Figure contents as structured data
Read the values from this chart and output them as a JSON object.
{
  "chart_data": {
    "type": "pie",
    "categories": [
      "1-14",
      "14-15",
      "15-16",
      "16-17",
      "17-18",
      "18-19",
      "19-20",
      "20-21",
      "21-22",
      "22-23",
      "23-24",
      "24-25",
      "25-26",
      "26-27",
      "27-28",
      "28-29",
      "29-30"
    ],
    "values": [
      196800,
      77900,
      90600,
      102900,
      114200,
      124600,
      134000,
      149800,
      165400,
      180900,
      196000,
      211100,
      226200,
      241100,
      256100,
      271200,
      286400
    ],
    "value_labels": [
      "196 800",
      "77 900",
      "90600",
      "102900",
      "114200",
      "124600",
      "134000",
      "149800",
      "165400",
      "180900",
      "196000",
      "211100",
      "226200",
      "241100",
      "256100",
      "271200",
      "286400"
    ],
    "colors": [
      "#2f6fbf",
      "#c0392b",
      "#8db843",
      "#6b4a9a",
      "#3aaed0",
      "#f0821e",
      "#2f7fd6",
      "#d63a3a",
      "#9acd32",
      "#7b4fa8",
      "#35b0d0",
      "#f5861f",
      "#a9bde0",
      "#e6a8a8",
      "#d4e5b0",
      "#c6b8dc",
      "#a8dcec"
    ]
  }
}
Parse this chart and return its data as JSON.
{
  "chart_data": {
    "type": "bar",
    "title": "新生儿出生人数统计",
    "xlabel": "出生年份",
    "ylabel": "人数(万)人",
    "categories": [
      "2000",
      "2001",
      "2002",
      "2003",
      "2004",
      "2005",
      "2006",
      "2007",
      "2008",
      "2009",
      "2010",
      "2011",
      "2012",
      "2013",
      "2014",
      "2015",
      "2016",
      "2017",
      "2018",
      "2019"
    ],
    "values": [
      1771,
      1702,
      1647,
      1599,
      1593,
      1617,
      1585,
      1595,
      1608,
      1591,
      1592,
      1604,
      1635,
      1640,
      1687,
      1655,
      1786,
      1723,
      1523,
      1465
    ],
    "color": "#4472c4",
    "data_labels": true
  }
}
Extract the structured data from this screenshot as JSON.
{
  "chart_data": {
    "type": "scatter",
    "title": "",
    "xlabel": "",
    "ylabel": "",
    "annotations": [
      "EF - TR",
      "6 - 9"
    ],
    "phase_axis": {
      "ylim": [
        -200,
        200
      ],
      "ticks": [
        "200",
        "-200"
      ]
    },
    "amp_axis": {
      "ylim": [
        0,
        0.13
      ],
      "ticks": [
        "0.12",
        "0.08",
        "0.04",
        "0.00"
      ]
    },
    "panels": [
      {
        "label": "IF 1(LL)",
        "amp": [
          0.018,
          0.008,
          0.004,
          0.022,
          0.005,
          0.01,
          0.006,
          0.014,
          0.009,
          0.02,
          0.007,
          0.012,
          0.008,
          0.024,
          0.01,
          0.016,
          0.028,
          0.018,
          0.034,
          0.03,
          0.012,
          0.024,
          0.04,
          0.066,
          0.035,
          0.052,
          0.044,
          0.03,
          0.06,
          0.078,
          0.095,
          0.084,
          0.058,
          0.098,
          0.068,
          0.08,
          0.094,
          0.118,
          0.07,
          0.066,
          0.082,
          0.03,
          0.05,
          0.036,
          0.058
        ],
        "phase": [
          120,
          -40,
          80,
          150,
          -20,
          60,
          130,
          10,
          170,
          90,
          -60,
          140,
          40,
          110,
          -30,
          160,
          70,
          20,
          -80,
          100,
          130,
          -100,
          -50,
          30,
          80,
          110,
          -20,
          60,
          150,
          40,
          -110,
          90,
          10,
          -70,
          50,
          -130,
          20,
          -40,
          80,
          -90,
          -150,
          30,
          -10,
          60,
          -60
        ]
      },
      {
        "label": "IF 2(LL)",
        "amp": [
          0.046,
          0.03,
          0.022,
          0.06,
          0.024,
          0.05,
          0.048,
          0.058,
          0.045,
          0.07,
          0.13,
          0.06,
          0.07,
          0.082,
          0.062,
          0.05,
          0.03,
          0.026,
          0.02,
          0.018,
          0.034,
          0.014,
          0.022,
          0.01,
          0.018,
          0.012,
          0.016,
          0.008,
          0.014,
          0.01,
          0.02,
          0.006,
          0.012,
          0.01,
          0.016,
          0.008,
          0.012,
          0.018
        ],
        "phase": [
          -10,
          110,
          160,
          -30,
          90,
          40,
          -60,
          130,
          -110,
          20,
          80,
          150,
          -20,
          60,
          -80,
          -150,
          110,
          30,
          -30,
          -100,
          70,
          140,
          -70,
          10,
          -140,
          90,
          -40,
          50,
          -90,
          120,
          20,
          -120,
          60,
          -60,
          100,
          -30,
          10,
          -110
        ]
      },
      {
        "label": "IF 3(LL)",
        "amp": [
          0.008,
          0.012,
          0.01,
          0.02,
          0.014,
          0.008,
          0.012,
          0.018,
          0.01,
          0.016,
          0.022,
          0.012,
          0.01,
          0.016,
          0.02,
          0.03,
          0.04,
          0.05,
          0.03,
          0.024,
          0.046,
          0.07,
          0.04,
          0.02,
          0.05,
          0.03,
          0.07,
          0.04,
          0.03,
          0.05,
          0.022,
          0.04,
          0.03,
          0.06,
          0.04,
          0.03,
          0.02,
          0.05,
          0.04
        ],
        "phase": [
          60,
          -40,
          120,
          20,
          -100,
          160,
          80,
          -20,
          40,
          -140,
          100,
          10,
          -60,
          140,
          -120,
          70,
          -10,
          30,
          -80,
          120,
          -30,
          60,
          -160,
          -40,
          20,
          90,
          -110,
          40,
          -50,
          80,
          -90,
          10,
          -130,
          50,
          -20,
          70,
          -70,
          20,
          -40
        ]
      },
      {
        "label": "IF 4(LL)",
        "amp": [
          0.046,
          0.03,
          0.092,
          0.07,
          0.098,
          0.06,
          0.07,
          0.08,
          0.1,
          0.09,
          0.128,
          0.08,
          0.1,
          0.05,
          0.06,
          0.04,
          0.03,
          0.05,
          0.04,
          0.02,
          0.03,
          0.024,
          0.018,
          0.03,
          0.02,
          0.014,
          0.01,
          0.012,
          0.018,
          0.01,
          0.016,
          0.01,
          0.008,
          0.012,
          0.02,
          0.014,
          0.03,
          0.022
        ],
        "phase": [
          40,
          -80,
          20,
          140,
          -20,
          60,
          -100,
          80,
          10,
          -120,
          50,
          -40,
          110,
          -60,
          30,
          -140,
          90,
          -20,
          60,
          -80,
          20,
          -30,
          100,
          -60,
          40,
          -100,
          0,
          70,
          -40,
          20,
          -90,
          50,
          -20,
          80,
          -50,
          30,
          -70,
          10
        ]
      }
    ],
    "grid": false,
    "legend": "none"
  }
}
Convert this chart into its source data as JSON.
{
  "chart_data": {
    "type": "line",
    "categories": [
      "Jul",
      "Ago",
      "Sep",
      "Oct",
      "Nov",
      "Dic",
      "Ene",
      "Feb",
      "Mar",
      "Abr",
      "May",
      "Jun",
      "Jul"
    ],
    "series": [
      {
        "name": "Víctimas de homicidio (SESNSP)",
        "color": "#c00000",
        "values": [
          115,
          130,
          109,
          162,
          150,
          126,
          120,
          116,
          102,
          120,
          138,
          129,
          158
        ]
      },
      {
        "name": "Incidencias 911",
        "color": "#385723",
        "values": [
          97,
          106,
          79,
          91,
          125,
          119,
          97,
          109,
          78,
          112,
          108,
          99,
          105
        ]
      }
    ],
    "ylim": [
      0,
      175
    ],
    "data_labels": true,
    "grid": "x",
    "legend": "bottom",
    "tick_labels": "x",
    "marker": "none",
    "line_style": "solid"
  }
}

### Problem statement
Retype the listing above in full, with no alterations.

### Output for this exercise
Read the values from this chart and output them as a JSON object.
{
  "chart_data": {
    "type": "pie",
    "categories": [
      "1-14",
      "14-15",
      "15-16",
      "16-17",
      "17-18",
      "18-19",
      "19-20",
      "20-21",
      "21-22",
      "22-23",
      "23-24",
      "24-25",
      "25-26",
      "26-27",
      "27-28",
      "28-29",
      "29-30"
    ],
    "values": [
      196800,
      77900,
      90600,
      102900,
      114200,
      124600,
      134000,
      149800,
      165400,
      180900,
      196000,
      211100,
      226200,
      241100,
      256100,
      271200,
      286400
    ],
    "value_labels": [
      "196 800",
      "77 900",
      "90600",
      "102900",
      "114200",
      "124600",
      "134000",
      "149800",
      "165400",
      "180900",
      "196000",
      "211100",
      "226200",
      "241100",
      "256100",
      "271200",
      "286400"
    ],
    "colors": [
      "#2f6fbf",
      "#c0392b",
      "#8db843",
      "#6b4a9a",
      "#3aaed0",
      "#f0821e",
      "#2f7fd6",
      "#d63a3a",
      "#9acd32",
      "#7b4fa8",
      "#35b0d0",
      "#f5861f",
      "#a9bde0",
      "#e6a8a8",
      "#d4e5b0",
      "#c6b8dc",
      "#a8dcec"
    ]
  }
}
Parse this chart and return its data as JSON.
{
  "chart_data": {
    "type": "bar",
    "title": "新生儿出生人数统计",
    "xlabel": "出生年份",
    "ylabel": "人数(万)人",
    "categories": [
      "2000",
      "2001",
      "2002",
      "2003",
      "2004",
      "2005",
      "2006",
      "2007",
      "2008",
      "2009",
      "2010",
      "2011",
      "2012",
      "2013",
      "2014",
      "2015",
      "2016",
      "2017",
      "2018",
      "2019"
    ],
    "values": [
      1771,
      1702,
      1647,
      1599,
      1593,
      1617,
      1585,
      1595,
      1608,
      1591,
      1592,
      1604,
      1635,
      1640,
      1687,
      1655,
      1786,
      1723,
      1523,
      1465
    ],
    "color": "#4472c4",
    "data_labels": true
  }
}
Extract the structured data from this screenshot as JSON.
{
  "chart_data": {
    "type": "scatter",
    "title": "",
    "xlabel": "",
    "ylabel": "",
    "annotations": [
      "EF - TR",
      "6 - 9"
    ],
    "phase_axis": {
      "ylim": [
        -200,
        200
      ],
      "ticks": [
        "200",
        "-200"
      ]
    },
    "amp_axis": {
      "ylim": [
        0,
        0.13
      ],
      "ticks": [
        "0.12",
        "0.08",
        "0.04",
        "0.00"
      ]
    },
    "panels": [
      {
        "label": "IF 1(LL)",
        "amp": [
          0.018,
          0.008,
          0.004,
          0.022,
          0.005,
          0.01,
          0.006,
          0.014,
          0.009,
          0.02,
          0.007,
          0.012,
          0.008,
          0.024,
          0.01,
          0.016,
          0.028,
          0.018,
          0.034,
          0.03,
          0.012,
          0.024,
          0.04,
          0.066,
          0.035,
          0.052,
          0.044,
          0.03,
          0.06,
          0.078,
          0.095,
          0.084,
          0.058,
          0.098,
          0.068,
          0.08,
          0.094,
          0.118,
          0.07,
          0.066,
          0.082,
          0.03,
          0.05,
          0.036,
          0.058
        ],
        "phase": [
          120,
          -40,
          80,
          150,
          -20,
          60,
          130,
          10,
          170,
          90,
          -60,
          140,
          40,
          110,
          -30,
          160,
          70,
          20,
          -80,
          100,
          130,
          -100,
          -50,
          30,
          80,
          110,
          -20,
          60,
          150,
          40,
          -110,
          90,
          10,
          -70,
          50,
          -130,
          20,
          -40,
          80,
          -90,
          -150,
          30,
          -10,
          60,
          -60
        ]
      },
      {
        "label": "IF 2(LL)",
        "amp": [
          0.046,
          0.03,
          0.022,
          0.06,
          0.024,
          0.05,
          0.048,
          0.058,
          0.045,
          0.07,
          0.13,
          0.06,
          0.07,
          0.082,
          0.062,
          0.05,
          0.03,
          0.026,
          0.02,
          0.018,
          0.034,
          0.014,
          0.022,
          0.01,
          0.018,
          0.012,
          0.016,
          0.008,
          0.014,
          0.01,
          0.02,
          0.006,
          0.012,
          0.01,
          0.016,
          0.008,
          0.012,
          0.018
        ],
        "phase": [
          -10,
          110,
          160,
          -30,
          90,
          40,
          -60,
          130,
          -110,
          20,
          80,
          150,
          -20,
          60,
          -80,
          -150,
          110,
          30,
          -30,
          -100,
          70,
          140,
          -70,
          10,
          -140,
          90,
          -40,
          50,
          -90,
          120,
          20,
          -120,
          60,
          -60,
          100,
          -30,
          10,
          -110
        ]
      },
      {
        "label": "IF 3(LL)",
        "amp": [
          0.008,
          0.012,
          0.01,
          0.02,
          0.014,
          0.008,
          0.012,
          0.018,
          0.01,
          0.016,
          0.022,
          0.012,
          0.01,
          0.016,
          0.02,
          0.03,
          0.04,
          0.05,
          0.03,
          0.024,
          0.046,
          0.07,
          0.04,
          0.02,
          0.05,
          0.03,
          0.07,
          0.04,
          0.03,
          0.05,
          0.022,
          0.04,
          0.03,
          0.06,
          0.04,
          0.03,
          0.02,
          0.05,
          0.04
        ],
        "phase": [
          60,
          -40,
          120,
          20,
          -100,
          160,
          80,
          -20,
          40,
          -140,
          100,
          10,
          -60,
          140,
          -120,
          70,
          -10,
          30,
          -80,
          120,
          -30,
          60,
          -160,
          -40,
          20,
          90,
          -110,
          40,
          -50,
          80,
          -90,
          10,
          -130,
          50,
          -20,
          70,
          -70,
          20,
          -40
        ]
      },
      {
        "label": "IF 4(LL)",
        "amp": [
          0.046,
          0.03,
          0.092,
          0.07,
          0.098,
          0.06,
          0.07,
          0.08,
          0.1,
          0.09,
          0.128,
          0.08,
          0.1,
          0.05,
          0.06,
          0.04,
          0.03,
          0.05,
          0.04,
          0.02,
          0.03,
          0.024,
          0.018,
          0.03,
          0.02,
          0.014,
          0.01,
          0.012,
          0.018,
          0.01,
          0.016,
          0.01,
          0.008,
          0.012,
          0.02,
          0.014,
          0.03,
          0.022
        ],
        "phase": [
          40,
          -80,
          20,
          140,
          -20,
          60,
          -100,
          80,
          10,
          -120,
          50,
          -40,
          110,
          -60,
          30,
          -140,
          90,
          -20,
          60,
          -80,
          20,
          -30,
          100,
          -60,
          40,
          -100,
          0,
          70,
          -40,
          20,
          -90,
          50,
          -20,
          80,
          -50,
          30,
          -70,
          10
        ]
      }
    ],
    "grid": false,
    "legend": "none"
  }
}
Convert this chart into its source data as JSON.
{
  "chart_data": {
    "type": "line",
    "categories": [
      "Jul",
      "Ago",
      "Sep",
      "Oct",
      "Nov",
      "Dic",
      "Ene",
      "Feb",
      "Mar",
      "Abr",
      "May",
      "Jun",
      "Jul"
    ],
    "series": [
      {
        "name": "Víctimas de homicidio (SESNSP)",
        "color": "#c00000",
        "values": [
          115,
          130,
          109,
          162,
          150,
          126,
          120,
          116,
          102,
          120,
          138,
          129,
          158
        ]
      },
      {
        "name": "Incidencias 911",
        "color": "#385723",
        "values": [
          97,
          106,
          79,
          91,
          125,
          119,
          97,
          109,
          78,
          112,
          108,
          99,
          105
        ]
      }
    ],
    "ylim": [
      0,
      175
    ],
    "data_labels": true,
    "grid": "x",
    "legend": "bottom",
    "tick_labels": "x",
    "marker": "none",
    "line_style": "solid"
  }
}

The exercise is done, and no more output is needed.